> _Problem description_:
Locate the string "werden" in the listing below. Copy every line where it is found.

> _Data to process_:
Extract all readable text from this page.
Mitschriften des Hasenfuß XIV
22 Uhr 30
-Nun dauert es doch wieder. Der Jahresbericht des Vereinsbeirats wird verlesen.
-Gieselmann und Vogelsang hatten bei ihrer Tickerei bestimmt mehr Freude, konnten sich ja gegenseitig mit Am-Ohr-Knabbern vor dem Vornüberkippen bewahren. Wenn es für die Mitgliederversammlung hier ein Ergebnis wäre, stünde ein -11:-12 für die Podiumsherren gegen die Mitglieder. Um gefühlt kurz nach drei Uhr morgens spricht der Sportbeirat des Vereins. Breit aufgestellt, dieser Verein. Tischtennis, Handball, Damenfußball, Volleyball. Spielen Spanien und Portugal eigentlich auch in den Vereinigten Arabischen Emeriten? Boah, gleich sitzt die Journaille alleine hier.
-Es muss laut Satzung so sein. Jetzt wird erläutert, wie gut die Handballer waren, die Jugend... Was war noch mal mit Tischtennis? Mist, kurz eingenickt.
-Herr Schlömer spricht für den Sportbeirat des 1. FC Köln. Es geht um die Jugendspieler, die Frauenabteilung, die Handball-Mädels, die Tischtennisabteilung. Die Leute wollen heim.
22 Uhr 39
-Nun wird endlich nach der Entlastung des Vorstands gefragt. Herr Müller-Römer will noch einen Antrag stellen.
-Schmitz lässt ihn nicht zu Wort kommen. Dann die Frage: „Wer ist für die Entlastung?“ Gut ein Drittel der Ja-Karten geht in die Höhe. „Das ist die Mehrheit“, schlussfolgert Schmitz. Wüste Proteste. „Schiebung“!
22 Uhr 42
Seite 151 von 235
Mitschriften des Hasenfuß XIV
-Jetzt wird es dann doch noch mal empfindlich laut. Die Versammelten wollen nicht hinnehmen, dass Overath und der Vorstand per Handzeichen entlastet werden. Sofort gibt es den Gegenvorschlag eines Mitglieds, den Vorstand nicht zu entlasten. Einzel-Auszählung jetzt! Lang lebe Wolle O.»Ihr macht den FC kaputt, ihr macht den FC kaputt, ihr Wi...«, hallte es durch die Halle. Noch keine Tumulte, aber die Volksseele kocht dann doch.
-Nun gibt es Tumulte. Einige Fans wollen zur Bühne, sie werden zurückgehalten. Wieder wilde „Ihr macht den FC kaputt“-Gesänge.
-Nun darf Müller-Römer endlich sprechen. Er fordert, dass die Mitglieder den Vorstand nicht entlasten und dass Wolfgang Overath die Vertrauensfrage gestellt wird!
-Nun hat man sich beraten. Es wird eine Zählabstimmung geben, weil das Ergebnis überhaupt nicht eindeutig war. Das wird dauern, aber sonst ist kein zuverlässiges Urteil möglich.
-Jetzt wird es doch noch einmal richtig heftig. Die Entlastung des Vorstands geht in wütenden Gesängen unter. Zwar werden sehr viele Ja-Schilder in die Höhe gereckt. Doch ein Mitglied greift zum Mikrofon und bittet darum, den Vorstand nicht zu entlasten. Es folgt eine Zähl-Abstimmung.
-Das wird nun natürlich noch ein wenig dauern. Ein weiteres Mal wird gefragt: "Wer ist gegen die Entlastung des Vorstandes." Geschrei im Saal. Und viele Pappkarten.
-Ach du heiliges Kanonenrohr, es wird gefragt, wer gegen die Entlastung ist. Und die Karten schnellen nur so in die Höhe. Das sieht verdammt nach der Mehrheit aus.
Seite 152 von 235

> _Task solution_:
-Jetzt wird es dann doch noch mal empfindlich laut. Die Versammelten wollen nicht hinnehmen, dass Overath und der Vorstand per Handzeichen entlastet werden. Sofort gibt es den Gegenvorschlag eines Mitglieds, den Vorstand nicht zu entlasten. Einzel-Auszählung jetzt! Lang lebe Wolle O.»Ihr macht den FC kaputt, ihr macht den FC kaputt, ihr Wi...«, hallte es durch die Halle. Noch keine Tumulte, aber die Volksseele kocht dann doch.
-Nun gibt es Tumulte. Einige Fans wollen zur Bühne, sie werden zurückgehalten. Wieder wilde „Ihr macht den FC kaputt“-Gesänge.
-Jetzt wird es doch noch einmal richtig heftig. Die Entlastung des Vorstands geht in wütenden Gesängen unter. Zwar werden sehr viele Ja-Schilder in die Höhe gereckt. Doch ein Mitglied greift zum Mikrofon und bittet darum, den Vorstand nicht zu entlasten. Es folgt eine Zähl-Abstimmung.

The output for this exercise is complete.